- _Task to complete_: The entries below are to be repeated exactly as they stand.

- _Entries supplied_:
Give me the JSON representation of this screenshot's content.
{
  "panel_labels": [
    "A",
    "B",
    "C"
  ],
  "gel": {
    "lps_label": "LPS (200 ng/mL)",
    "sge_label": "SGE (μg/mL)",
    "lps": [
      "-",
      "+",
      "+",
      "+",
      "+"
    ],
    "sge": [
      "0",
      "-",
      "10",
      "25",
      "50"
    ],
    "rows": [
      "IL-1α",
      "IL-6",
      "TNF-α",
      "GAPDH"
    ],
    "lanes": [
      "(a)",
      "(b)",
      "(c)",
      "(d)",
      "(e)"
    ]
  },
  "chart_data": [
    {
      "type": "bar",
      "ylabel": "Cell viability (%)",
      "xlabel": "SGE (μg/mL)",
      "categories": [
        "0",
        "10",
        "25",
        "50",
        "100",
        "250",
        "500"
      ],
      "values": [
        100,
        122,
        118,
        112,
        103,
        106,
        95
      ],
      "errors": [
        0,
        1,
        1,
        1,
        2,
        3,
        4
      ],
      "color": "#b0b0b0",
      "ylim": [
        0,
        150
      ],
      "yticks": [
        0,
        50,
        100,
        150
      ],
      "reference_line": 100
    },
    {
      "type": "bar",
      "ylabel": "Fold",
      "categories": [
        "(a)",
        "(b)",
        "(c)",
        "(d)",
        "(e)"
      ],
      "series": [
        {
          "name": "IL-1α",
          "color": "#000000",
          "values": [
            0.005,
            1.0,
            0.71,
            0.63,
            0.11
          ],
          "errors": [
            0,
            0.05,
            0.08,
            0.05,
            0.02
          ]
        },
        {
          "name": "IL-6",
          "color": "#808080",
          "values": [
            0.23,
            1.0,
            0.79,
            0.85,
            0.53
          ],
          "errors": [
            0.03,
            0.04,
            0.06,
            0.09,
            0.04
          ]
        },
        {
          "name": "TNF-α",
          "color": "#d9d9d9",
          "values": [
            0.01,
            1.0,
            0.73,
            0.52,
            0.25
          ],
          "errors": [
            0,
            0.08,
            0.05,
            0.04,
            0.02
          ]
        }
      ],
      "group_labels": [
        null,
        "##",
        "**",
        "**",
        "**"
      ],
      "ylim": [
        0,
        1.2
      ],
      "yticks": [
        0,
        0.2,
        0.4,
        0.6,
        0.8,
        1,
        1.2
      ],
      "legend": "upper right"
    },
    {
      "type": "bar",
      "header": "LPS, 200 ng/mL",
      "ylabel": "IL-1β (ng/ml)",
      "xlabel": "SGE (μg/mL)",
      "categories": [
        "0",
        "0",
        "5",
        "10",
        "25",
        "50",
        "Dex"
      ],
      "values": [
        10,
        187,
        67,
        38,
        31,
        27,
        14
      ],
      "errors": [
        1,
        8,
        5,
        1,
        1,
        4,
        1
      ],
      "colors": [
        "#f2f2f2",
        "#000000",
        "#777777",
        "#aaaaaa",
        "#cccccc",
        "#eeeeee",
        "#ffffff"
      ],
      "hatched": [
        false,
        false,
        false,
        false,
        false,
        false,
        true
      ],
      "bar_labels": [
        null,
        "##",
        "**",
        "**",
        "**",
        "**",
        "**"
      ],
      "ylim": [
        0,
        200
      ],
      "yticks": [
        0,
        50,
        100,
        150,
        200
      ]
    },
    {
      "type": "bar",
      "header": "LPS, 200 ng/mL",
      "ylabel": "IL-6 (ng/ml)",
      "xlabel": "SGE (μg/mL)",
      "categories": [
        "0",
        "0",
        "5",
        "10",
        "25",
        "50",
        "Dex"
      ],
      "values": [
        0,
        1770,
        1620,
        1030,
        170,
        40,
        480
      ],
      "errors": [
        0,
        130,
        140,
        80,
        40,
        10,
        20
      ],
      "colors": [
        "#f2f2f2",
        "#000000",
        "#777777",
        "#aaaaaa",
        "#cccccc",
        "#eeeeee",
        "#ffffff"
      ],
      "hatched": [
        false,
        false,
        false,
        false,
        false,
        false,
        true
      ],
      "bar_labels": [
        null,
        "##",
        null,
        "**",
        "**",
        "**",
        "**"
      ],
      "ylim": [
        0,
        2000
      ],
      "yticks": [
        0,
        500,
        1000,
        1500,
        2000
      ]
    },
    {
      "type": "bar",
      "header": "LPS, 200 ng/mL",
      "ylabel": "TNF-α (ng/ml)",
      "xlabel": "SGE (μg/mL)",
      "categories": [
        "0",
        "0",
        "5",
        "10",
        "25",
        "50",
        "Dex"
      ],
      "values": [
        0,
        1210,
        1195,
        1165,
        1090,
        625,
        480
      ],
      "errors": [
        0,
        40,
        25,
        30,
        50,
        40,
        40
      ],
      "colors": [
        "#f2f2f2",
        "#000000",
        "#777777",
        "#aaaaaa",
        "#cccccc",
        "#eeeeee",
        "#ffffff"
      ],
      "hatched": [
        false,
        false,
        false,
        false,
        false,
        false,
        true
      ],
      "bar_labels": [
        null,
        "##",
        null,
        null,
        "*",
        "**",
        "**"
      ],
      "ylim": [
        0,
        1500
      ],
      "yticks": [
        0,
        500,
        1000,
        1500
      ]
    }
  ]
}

- _Answer below_:
Give me the JSON representation of this screenshot's content.
{
  "panel_labels": [
    "A",
    "B",
    "C"
  ],
  "gel": {
    "lps_label": "LPS (200 ng/mL)",
    "sge_label": "SGE (μg/mL)",
    "lps": [
      "-",
      "+",
      "+",
      "+",
      "+"
    ],
    "sge": [
      "0",
      "-",
      "10",
      "25",
      "50"
    ],
    "rows": [
      "IL-1α",
      "IL-6",
      "TNF-α",
      "GAPDH"
    ],
    "lanes": [
      "(a)",
      "(b)",
      "(c)",
      "(d)",
      "(e)"
    ]
  },
  "chart_data": [
    {
      "type": "bar",
      "ylabel": "Cell viability (%)",
      "xlabel": "SGE (μg/mL)",
      "categories": [
        "0",
        "10",
        "25",
        "50",
        "100",
        "250",
        "500"
      ],
      "values": [
        100,
        122,
        118,
        112,
        103,
        106,
        95
      ],
      "errors": [
        0,
        1,
        1,
        1,
        2,
        3,
        4
      ],
      "color": "#b0b0b0",
      "ylim": [
        0,
        150
      ],
      "yticks": [
        0,
        50,
        100,
        150
      ],
      "reference_line": 100
    },
    {
      "type": "bar",
      "ylabel": "Fold",
      "categories": [
        "(a)",
        "(b)",
        "(c)",
        "(d)",
        "(e)"
      ],
      "series": [
        {
          "name": "IL-1α",
          "color": "#000000",
          "values": [
            0.005,
            1.0,
            0.71,
            0.63,
            0.11
          ],
          "errors": [
            0,
            0.05,
            0.08,
            0.05,
            0.02
          ]
        },
        {
          "name": "IL-6",
          "color": "#808080",
          "values": [
            0.23,
            1.0,
            0.79,
            0.85,
            0.53
          ],
          "errors": [
            0.03,
            0.04,
            0.06,
            0.09,
            0.04
          ]
        },
        {
          "name": "TNF-α",
          "color": "#d9d9d9",
          "values": [
            0.01,
            1.0,
            0.73,
            0.52,
            0.25
          ],
          "errors": [
            0,
            0.08,
            0.05,
            0.04,
            0.02
          ]
        }
      ],
      "group_labels": [
        null,
        "##",
        "**",
        "**",
        "**"
      ],
      "ylim": [
        0,
        1.2
      ],
      "yticks": [
        0,
        0.2,
        0.4,
        0.6,
        0.8,
        1,
        1.2
      ],
      "legend": "upper right"
    },
    {
      "type": "bar",
      "header": "LPS, 200 ng/mL",
      "ylabel": "IL-1β (ng/ml)",
      "xlabel": "SGE (μg/mL)",
      "categories": [
        "0",
        "0",
        "5",
        "10",
        "25",
        "50",
        "Dex"
      ],
      "values": [
        10,
        187,
        67,
        38,
        31,
        27,
        14
      ],
      "errors": [
        1,
        8,
        5,
        1,
        1,
        4,
        1
      ],
      "colors": [
        "#f2f2f2",
        "#000000",
        "#777777",
        "#aaaaaa",
        "#cccccc",
        "#eeeeee",
        "#ffffff"
      ],
      "hatched": [
        false,
        false,
        false,
        false,
        false,
        false,
        true
      ],
      "bar_labels": [
        null,
        "##",
        "**",
        "**",
        "**",
        "**",
        "**"
      ],
      "ylim": [
        0,
        200
      ],
      "yticks": [
        0,
        50,
        100,
        150,
        200
      ]
    },
    {
      "type": "bar",
      "header": "LPS, 200 ng/mL",
      "ylabel": "IL-6 (ng/ml)",
      "xlabel": "SGE (μg/mL)",
      "categories": [
        "0",
        "0",
        "5",
        "10",
        "25",
        "50",
        "Dex"
      ],
      "values": [
        0,
        1770,
        1620,
        1030,
        170,
        40,
        480
      ],
      "errors": [
        0,
        130,
        140,
        80,
        40,
        10,
        20
      ],
      "colors": [
        "#f2f2f2",
        "#000000",
        "#777777",
        "#aaaaaa",
        "#cccccc",
        "#eeeeee",
        "#ffffff"
      ],
      "hatched": [
        false,
        false,
        false,
        false,
        false,
        false,
        true
      ],
      "bar_labels": [
        null,
        "##",
        null,
        "**",
        "**",
        "**",
        "**"
      ],
      "ylim": [
        0,
        2000
      ],
      "yticks": [
        0,
        500,
        1000,
        1500,
        2000
      ]
    },
    {
      "type": "bar",
      "header": "LPS, 200 ng/mL",
      "ylabel": "TNF-α (ng/ml)",
      "xlabel": "SGE (μg/mL)",
      "categories": [
        "0",
        "0",
        "5",
        "10",
        "25",
        "50",
        "Dex"
      ],
      "values": [
        0,
        1210,
        1195,
        1165,
        1090,
        625,
        480
      ],
      "errors": [
        0,
        40,
        25,
        30,
        50,
        40,
        40
      ],
      "colors": [
        "#f2f2f2",
        "#000000",
        "#777777",
        "#aaaaaa",
        "#cccccc",
        "#eeeeee",
        "#ffffff"
      ],
      "hatched": [
        false,
        false,
        false,
        false,
        false,
        false,
        true
      ],
      "bar_labels": [
        null,
        "##",
        null,
        null,
        "*",
        "**",
        "**"
      ],
      "ylim": [
        0,
        1500
      ],
      "yticks": [
        0,
        500,
        1000,
        1500
      ]
    }
  ]
}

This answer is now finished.